(Source records)
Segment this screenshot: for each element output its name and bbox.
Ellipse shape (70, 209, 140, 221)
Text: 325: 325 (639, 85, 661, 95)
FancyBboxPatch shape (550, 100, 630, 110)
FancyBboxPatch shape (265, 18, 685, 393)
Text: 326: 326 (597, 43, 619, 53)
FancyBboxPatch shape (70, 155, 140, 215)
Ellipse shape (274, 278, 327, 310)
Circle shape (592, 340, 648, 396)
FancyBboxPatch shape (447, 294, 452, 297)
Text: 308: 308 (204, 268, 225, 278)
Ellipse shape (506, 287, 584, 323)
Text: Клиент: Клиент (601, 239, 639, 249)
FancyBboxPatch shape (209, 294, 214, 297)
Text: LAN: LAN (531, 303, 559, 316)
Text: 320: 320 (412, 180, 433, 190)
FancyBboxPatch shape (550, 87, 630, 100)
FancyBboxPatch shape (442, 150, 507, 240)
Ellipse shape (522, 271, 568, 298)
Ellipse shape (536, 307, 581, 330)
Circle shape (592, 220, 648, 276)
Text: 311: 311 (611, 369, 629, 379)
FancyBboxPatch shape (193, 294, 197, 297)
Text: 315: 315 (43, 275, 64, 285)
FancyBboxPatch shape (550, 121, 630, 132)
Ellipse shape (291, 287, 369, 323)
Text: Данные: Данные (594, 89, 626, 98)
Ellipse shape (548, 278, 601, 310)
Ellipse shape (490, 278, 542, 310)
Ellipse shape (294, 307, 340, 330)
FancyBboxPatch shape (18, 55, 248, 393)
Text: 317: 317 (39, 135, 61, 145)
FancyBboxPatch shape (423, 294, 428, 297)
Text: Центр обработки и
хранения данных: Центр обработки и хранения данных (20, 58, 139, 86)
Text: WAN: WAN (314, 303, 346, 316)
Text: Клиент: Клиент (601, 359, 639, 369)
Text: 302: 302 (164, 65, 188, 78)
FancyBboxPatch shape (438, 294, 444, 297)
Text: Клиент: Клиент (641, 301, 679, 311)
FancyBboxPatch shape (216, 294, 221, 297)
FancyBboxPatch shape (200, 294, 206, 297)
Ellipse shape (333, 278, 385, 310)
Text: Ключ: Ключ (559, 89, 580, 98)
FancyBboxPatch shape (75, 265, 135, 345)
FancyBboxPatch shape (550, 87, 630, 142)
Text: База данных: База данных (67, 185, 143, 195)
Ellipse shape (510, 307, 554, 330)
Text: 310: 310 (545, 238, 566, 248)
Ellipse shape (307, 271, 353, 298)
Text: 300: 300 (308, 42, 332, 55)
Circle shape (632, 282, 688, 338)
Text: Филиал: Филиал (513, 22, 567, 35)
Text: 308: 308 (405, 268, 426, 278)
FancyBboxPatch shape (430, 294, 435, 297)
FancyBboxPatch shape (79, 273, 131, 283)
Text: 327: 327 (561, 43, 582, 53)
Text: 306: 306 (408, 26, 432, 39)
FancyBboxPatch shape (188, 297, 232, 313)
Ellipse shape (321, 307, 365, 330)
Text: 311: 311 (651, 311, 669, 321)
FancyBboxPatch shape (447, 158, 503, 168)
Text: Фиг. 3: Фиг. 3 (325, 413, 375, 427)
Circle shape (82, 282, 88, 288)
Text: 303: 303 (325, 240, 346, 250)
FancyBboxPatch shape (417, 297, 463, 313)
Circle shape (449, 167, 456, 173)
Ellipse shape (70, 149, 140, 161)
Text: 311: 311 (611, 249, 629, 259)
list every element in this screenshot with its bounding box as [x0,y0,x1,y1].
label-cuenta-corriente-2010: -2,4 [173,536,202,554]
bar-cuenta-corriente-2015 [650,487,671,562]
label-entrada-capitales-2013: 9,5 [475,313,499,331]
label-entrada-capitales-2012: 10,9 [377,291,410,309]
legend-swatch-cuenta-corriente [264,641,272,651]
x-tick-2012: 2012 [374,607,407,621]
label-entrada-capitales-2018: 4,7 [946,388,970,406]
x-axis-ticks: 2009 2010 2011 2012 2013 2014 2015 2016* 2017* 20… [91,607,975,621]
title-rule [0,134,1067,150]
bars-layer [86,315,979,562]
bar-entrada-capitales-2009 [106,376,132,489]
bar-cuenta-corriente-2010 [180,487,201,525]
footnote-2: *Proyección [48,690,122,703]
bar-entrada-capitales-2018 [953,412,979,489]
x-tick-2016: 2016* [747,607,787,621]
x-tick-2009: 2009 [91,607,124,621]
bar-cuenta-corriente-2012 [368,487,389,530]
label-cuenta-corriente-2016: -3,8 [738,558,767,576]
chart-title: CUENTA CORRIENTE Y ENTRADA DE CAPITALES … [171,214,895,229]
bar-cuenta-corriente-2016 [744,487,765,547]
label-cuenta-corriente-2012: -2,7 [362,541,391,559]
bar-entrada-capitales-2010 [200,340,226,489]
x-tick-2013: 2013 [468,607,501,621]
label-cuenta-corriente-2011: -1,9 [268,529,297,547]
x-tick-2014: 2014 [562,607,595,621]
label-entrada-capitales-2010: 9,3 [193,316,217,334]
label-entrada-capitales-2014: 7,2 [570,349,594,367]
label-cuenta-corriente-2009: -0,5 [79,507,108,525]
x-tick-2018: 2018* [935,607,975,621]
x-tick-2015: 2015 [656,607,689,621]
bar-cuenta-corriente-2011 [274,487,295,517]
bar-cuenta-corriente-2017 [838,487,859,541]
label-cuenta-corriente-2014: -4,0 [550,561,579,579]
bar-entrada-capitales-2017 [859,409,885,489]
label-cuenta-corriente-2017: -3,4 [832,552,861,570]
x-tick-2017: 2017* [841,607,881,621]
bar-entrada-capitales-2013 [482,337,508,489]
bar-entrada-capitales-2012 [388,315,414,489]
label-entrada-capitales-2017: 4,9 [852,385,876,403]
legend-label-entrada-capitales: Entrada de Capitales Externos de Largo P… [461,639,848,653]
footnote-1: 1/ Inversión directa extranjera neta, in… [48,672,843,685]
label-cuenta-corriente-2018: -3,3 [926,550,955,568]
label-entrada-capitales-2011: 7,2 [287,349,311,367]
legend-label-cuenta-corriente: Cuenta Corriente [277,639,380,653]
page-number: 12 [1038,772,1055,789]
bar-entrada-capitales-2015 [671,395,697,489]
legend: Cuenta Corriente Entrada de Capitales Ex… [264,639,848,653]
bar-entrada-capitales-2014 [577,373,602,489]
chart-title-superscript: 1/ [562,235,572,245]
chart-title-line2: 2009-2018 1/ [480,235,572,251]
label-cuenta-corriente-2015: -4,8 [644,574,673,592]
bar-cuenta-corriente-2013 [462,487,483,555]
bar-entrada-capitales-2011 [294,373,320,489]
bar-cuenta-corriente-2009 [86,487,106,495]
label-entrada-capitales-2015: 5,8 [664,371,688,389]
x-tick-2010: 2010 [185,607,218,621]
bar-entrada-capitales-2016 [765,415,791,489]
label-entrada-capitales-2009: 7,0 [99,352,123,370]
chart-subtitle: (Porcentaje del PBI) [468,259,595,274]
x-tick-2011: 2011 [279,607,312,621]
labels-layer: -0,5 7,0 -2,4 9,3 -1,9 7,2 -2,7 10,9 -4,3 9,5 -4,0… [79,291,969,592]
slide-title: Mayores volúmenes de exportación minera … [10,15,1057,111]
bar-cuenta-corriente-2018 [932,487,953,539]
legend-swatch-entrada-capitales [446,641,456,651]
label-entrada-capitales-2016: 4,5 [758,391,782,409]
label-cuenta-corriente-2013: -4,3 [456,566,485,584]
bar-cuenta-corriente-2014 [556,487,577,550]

__Exercise goal__
Please write out all the entries above again, swapping every "Ellipse shape" for "Oval shape" and leaving everything else unchanged.

__Response to the task__
Segment this screenshot: for each element output its name and bbox.
Oval shape (70, 209, 140, 221)
Text: 325: 325 (639, 85, 661, 95)
FancyBboxPatch shape (550, 100, 630, 110)
FancyBboxPatch shape (265, 18, 685, 393)
Text: 326: 326 (597, 43, 619, 53)
FancyBboxPatch shape (70, 155, 140, 215)
Oval shape (274, 278, 327, 310)
Circle shape (592, 340, 648, 396)
FancyBboxPatch shape (447, 294, 452, 297)
Text: 308: 308 (204, 268, 225, 278)
Oval shape (506, 287, 584, 323)
Text: Клиент: Клиент (601, 239, 639, 249)
FancyBboxPatch shape (209, 294, 214, 297)
Text: LAN: LAN (531, 303, 559, 316)
Text: 320: 320 (412, 180, 433, 190)
FancyBboxPatch shape (550, 87, 630, 100)
FancyBboxPatch shape (442, 150, 507, 240)
Oval shape (522, 271, 568, 298)
Oval shape (536, 307, 581, 330)
Circle shape (592, 220, 648, 276)
Text: 311: 311 (611, 369, 629, 379)
FancyBboxPatch shape (193, 294, 197, 297)
Text: 315: 315 (43, 275, 64, 285)
FancyBboxPatch shape (550, 121, 630, 132)
Oval shape (291, 287, 369, 323)
Text: Данные: Данные (594, 89, 626, 98)
Oval shape (548, 278, 601, 310)
Oval shape (490, 278, 542, 310)
Oval shape (294, 307, 340, 330)
FancyBboxPatch shape (18, 55, 248, 393)
Text: 317: 317 (39, 135, 61, 145)
FancyBboxPatch shape (423, 294, 428, 297)
Text: Центр обработки и
хранения данных: Центр обработки и хранения данных (20, 58, 139, 86)
Text: WAN: WAN (314, 303, 346, 316)
Text: Клиент: Клиент (601, 359, 639, 369)
Text: 302: 302 (164, 65, 188, 78)
FancyBboxPatch shape (438, 294, 444, 297)
Text: Клиент: Клиент (641, 301, 679, 311)
FancyBboxPatch shape (216, 294, 221, 297)
FancyBboxPatch shape (200, 294, 206, 297)
Oval shape (333, 278, 385, 310)
Text: Ключ: Ключ (559, 89, 580, 98)
FancyBboxPatch shape (75, 265, 135, 345)
FancyBboxPatch shape (550, 87, 630, 142)
Text: База данных: База данных (67, 185, 143, 195)
Oval shape (510, 307, 554, 330)
Text: 310: 310 (545, 238, 566, 248)
Oval shape (307, 271, 353, 298)
Text: 300: 300 (308, 42, 332, 55)
Circle shape (632, 282, 688, 338)
Text: Филиал: Филиал (513, 22, 567, 35)
Text: 308: 308 (405, 268, 426, 278)
FancyBboxPatch shape (430, 294, 435, 297)
FancyBboxPatch shape (79, 273, 131, 283)
Text: 327: 327 (561, 43, 582, 53)
Text: 306: 306 (408, 26, 432, 39)
FancyBboxPatch shape (188, 297, 232, 313)
Oval shape (321, 307, 365, 330)
Text: 311: 311 (651, 311, 669, 321)
FancyBboxPatch shape (447, 158, 503, 168)
Text: Фиг. 3: Фиг. 3 (325, 413, 375, 427)
Circle shape (82, 282, 88, 288)
Text: 303: 303 (325, 240, 346, 250)
FancyBboxPatch shape (417, 297, 463, 313)
Circle shape (449, 167, 456, 173)
Oval shape (70, 149, 140, 161)
Text: 311: 311 (611, 249, 629, 259)
list every element in this screenshot with its bounding box as [x0,y0,x1,y1].
label-cuenta-corriente-2010: -2,4 [173,536,202,554]
bar-cuenta-corriente-2015 [650,487,671,562]
label-entrada-capitales-2013: 9,5 [475,313,499,331]
label-entrada-capitales-2012: 10,9 [377,291,410,309]
legend-swatch-cuenta-corriente [264,641,272,651]
x-tick-2012: 2012 [374,607,407,621]
label-entrada-capitales-2018: 4,7 [946,388,970,406]
x-axis-ticks: 2009 2010 2011 2012 2013 2014 2015 2016* 2017* 20… [91,607,975,621]
title-rule [0,134,1067,150]
bars-layer [86,315,979,562]
bar-entrada-capitales-2009 [106,376,132,489]
bar-cuenta-corriente-2010 [180,487,201,525]
footnote-2: *Proyección [48,690,122,703]
bar-entrada-capitales-2018 [953,412,979,489]
x-tick-2016: 2016* [747,607,787,621]
x-tick-2009: 2009 [91,607,124,621]
bar-cuenta-corriente-2012 [368,487,389,530]
label-cuenta-corriente-2016: -3,8 [738,558,767,576]
chart-title: CUENTA CORRIENTE Y ENTRADA DE CAPITALES … [171,214,895,229]
bar-cuenta-corriente-2016 [744,487,765,547]
label-cuenta-corriente-2012: -2,7 [362,541,391,559]
bar-entrada-capitales-2010 [200,340,226,489]
x-tick-2013: 2013 [468,607,501,621]
label-cuenta-corriente-2011: -1,9 [268,529,297,547]
x-tick-2014: 2014 [562,607,595,621]
label-entrada-capitales-2010: 9,3 [193,316,217,334]
label-entrada-capitales-2014: 7,2 [570,349,594,367]
label-cuenta-corriente-2009: -0,5 [79,507,108,525]
x-tick-2018: 2018* [935,607,975,621]
x-tick-2015: 2015 [656,607,689,621]
bar-cuenta-corriente-2011 [274,487,295,517]
bar-cuenta-corriente-2017 [838,487,859,541]
label-cuenta-corriente-2014: -4,0 [550,561,579,579]
bar-entrada-capitales-2017 [859,409,885,489]
label-cuenta-corriente-2017: -3,4 [832,552,861,570]
x-tick-2017: 2017* [841,607,881,621]
bar-entrada-capitales-2013 [482,337,508,489]
bar-entrada-capitales-2012 [388,315,414,489]
label-entrada-capitales-2017: 4,9 [852,385,876,403]
legend-label-entrada-capitales: Entrada de Capitales Externos de Largo P… [461,639,848,653]
footnote-1: 1/ Inversión directa extranjera neta, in… [48,672,843,685]
label-cuenta-corriente-2018: -3,3 [926,550,955,568]
label-entrada-capitales-2011: 7,2 [287,349,311,367]
legend-label-cuenta-corriente: Cuenta Corriente [277,639,380,653]
page-number: 12 [1038,772,1055,789]
bar-entrada-capitales-2015 [671,395,697,489]
legend: Cuenta Corriente Entrada de Capitales Ex… [264,639,848,653]
bar-entrada-capitales-2014 [577,373,602,489]
chart-title-superscript: 1/ [562,235,572,245]
chart-title-line2: 2009-2018 1/ [480,235,572,251]
label-cuenta-corriente-2015: -4,8 [644,574,673,592]
bar-cuenta-corriente-2013 [462,487,483,555]
bar-entrada-capitales-2011 [294,373,320,489]
bar-cuenta-corriente-2009 [86,487,106,495]
label-entrada-capitales-2015: 5,8 [664,371,688,389]
x-tick-2010: 2010 [185,607,218,621]
bar-entrada-capitales-2016 [765,415,791,489]
label-entrada-capitales-2009: 7,0 [99,352,123,370]
chart-subtitle: (Porcentaje del PBI) [468,259,595,274]
x-tick-2011: 2011 [279,607,312,621]
labels-layer: -0,5 7,0 -2,4 9,3 -1,9 7,2 -2,7 10,9 -4,3 9,5 -4,0… [79,291,969,592]
slide-title: Mayores volúmenes de exportación minera … [10,15,1057,111]
bar-cuenta-corriente-2018 [932,487,953,539]
legend-swatch-entrada-capitales [446,641,456,651]
label-entrada-capitales-2016: 4,5 [758,391,782,409]
label-cuenta-corriente-2013: -4,3 [456,566,485,584]
bar-cuenta-corriente-2014 [556,487,577,550]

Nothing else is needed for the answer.